**GIVEN EXERCISE**
Copy out the Abridge walk description below word for word, from its heading to its final sentence.

**SELECTION**
>> Start

Description & Map
In a tiny patch of land bounded by the M11 and the M25 is this quiet rural area, full of beauty and tranquillity. The walk takes you from the village of Abridge, over the River Roding and up into farmland north of the river, before swinging round to the east and then sweeping back into the river valley. Then south of the river you walk up into the hills overlooking the Stapleford Aerodrome, go across fields to the 1000 year old church of St Mary and All Saints, Lambourne, and then back to Abridge via meadows and woodlands.
There are some lovely views to be enjoyed all along the route. This walk ought to be called 'the walk of many bridges' - there at least 8 to cross, from simple plank bridges, to proper wooden ones with handrails, metal ones and even one magnificent concrete structure. On the downside though, there is some road walking on the route, although mostly along tiny quiet lanes.

>> End

**MATERIAL PROVIDED**
>> Start

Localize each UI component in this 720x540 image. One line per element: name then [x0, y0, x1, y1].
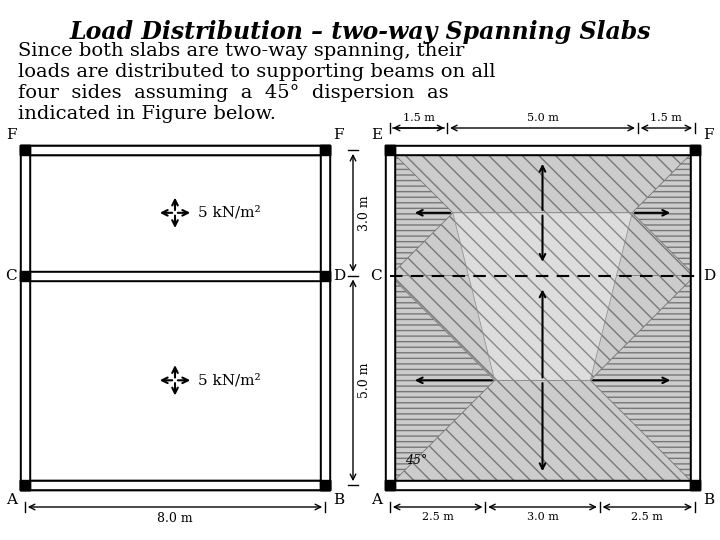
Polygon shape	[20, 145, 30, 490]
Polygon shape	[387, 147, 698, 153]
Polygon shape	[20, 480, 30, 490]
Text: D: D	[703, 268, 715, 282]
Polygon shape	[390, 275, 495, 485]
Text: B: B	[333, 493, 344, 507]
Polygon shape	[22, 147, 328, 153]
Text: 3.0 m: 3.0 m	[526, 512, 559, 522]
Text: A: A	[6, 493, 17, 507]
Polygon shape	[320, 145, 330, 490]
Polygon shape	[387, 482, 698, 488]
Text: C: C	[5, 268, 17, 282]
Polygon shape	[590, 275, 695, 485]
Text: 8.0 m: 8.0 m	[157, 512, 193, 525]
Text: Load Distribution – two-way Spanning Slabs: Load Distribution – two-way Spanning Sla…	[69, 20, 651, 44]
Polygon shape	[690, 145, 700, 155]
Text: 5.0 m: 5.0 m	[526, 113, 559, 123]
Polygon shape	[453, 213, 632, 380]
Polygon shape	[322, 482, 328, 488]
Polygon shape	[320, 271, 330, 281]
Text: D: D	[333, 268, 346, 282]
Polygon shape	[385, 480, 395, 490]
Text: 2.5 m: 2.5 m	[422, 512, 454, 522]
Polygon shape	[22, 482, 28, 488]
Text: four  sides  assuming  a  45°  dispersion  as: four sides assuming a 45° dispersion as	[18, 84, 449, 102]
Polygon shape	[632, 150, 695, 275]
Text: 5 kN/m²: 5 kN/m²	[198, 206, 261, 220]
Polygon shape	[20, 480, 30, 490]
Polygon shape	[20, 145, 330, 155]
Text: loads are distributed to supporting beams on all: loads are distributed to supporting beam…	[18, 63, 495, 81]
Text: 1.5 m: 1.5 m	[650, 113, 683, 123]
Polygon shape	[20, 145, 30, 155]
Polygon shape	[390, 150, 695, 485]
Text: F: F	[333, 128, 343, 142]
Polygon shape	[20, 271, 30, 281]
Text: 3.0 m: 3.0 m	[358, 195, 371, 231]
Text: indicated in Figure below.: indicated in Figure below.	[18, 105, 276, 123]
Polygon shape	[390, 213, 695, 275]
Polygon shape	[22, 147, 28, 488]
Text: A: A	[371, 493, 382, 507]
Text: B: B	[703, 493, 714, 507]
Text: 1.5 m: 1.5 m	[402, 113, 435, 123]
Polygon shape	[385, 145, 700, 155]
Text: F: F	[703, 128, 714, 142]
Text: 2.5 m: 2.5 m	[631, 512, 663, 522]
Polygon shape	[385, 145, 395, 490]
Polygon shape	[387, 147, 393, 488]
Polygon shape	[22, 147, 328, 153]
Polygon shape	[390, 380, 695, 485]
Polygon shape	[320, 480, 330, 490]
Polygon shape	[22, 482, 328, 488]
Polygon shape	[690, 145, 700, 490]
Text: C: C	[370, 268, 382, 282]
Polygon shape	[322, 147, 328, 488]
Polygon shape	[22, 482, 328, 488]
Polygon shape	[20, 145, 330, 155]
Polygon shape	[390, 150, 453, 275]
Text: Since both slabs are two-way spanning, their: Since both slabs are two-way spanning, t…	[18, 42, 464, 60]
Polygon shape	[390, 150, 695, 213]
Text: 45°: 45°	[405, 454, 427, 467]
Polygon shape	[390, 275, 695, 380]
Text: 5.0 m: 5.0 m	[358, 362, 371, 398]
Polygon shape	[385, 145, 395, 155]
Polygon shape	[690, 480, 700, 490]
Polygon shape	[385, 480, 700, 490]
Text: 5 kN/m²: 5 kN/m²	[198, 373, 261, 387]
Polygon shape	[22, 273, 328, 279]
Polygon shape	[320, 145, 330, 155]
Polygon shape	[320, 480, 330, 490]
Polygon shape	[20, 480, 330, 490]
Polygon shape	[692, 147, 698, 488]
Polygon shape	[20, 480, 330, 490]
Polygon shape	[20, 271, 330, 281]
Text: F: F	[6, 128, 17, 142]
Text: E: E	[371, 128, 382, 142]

>> End
>> Start

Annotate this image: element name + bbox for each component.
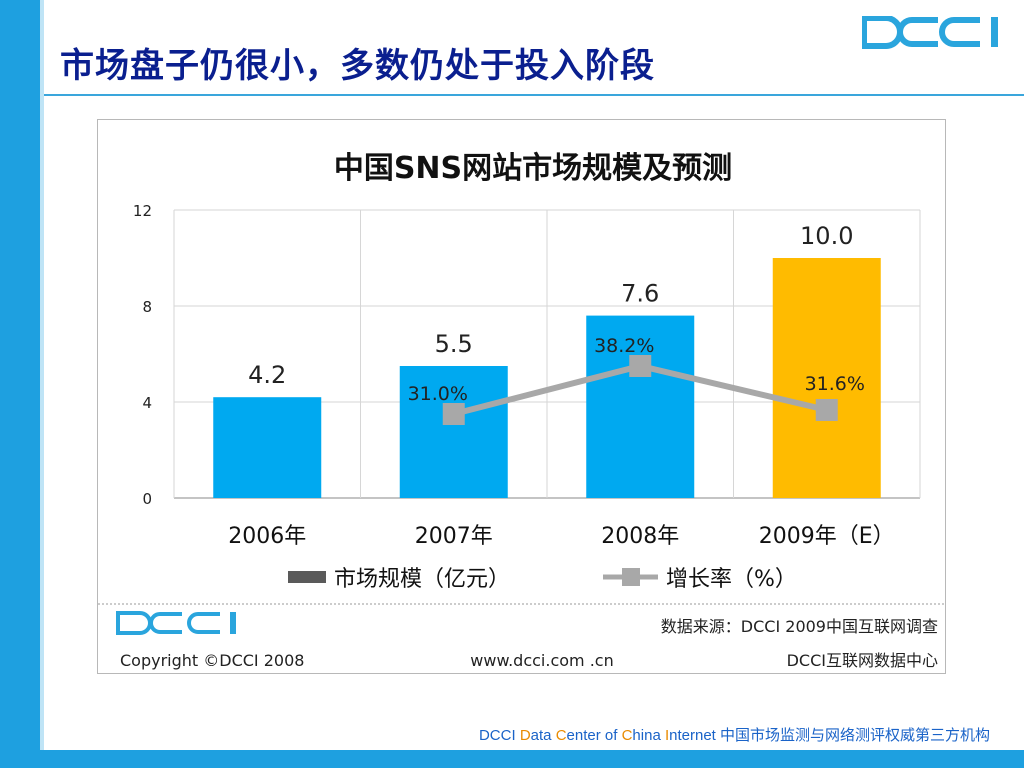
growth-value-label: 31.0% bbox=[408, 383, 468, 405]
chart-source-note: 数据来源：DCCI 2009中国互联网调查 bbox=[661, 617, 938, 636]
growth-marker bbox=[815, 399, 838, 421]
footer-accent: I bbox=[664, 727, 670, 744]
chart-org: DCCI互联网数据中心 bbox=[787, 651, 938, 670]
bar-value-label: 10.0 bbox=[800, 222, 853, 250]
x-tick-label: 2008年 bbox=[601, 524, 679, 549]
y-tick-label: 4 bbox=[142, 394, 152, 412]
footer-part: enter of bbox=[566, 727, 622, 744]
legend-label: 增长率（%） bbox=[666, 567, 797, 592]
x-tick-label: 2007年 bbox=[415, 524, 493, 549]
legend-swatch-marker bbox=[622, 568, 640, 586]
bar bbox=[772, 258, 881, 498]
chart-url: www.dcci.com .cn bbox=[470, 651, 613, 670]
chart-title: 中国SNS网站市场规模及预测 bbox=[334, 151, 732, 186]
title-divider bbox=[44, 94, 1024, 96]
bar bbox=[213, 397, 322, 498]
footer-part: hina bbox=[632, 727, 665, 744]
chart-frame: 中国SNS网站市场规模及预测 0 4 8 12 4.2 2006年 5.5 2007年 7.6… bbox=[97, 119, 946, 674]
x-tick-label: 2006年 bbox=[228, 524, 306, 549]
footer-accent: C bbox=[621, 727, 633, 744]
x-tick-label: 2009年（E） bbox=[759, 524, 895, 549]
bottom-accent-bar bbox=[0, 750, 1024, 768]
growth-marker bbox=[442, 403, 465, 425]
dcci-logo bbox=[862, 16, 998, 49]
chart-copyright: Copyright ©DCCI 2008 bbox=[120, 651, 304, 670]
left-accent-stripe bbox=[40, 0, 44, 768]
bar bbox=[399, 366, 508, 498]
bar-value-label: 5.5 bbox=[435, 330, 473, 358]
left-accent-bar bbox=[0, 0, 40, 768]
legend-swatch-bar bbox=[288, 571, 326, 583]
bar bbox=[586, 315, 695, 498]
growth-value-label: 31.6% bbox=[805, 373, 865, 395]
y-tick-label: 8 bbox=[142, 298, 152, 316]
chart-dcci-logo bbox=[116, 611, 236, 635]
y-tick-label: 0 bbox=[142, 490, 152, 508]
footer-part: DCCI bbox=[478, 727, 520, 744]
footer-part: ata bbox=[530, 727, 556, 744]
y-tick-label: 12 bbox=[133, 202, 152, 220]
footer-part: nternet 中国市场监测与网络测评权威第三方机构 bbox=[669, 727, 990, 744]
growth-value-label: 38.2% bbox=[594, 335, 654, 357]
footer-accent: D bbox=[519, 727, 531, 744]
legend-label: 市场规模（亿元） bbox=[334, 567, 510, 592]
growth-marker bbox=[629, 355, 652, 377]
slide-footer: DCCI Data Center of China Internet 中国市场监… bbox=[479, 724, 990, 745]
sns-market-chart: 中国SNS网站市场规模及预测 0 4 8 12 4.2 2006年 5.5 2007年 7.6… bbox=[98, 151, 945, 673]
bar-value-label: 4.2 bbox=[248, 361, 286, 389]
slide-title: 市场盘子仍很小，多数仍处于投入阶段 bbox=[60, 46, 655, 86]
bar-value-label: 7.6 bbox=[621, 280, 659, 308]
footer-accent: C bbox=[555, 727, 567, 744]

>> End

**WRITTEN ANSWER**
Description & Map
In a tiny patch of land bounded by the M11 and the M25 is this quiet rural area, full of beauty and tranquillity. The walk takes you from the village of Abridge, over the River Roding and up into farmland north of the river, before swinging round to the east and then sweeping back into the river valley. Then south of the river you walk up into the hills overlooking the Stapleford Aerodrome, go across fields to the 1000 year old church of St Mary and All Saints, Lambourne, and then back to Abridge via meadows and woodlands.
There are some lovely views to be enjoyed all along the route. This walk ought to be called 'the walk of many bridges' - there at least 8 to cross, from simple plank bridges, to proper wooden ones with handrails, metal ones and even one magnificent concrete structure. On the downside though, there is some road walking on the route, although mostly along tiny quiet lanes.